[Source records]
# # # # # # #

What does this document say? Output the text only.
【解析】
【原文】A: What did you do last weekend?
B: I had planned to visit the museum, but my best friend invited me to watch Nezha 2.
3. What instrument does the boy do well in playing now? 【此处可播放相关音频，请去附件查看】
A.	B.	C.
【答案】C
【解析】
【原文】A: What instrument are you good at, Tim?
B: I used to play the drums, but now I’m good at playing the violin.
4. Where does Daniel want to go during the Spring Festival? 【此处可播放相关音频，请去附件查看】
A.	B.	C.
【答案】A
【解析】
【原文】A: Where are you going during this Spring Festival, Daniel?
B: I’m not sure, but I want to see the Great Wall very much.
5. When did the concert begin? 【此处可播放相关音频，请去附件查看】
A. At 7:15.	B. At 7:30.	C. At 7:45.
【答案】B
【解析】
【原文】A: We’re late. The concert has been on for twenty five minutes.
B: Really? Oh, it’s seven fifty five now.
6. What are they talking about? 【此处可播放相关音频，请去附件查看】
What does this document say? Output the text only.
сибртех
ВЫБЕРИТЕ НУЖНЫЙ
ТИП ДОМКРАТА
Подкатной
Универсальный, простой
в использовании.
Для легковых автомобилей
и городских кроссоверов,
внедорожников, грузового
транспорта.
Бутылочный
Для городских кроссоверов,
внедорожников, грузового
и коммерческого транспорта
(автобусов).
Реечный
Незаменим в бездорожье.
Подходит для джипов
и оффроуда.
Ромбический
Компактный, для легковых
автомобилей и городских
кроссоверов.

# # # # # # #

_EXERCISE TASK_. Scan the material above. Extract every line in which the word "кроссоверов" occurs.

_SOLUTION_.
и городских кроссоверов,
Для городских кроссоверов,
кроссоверов.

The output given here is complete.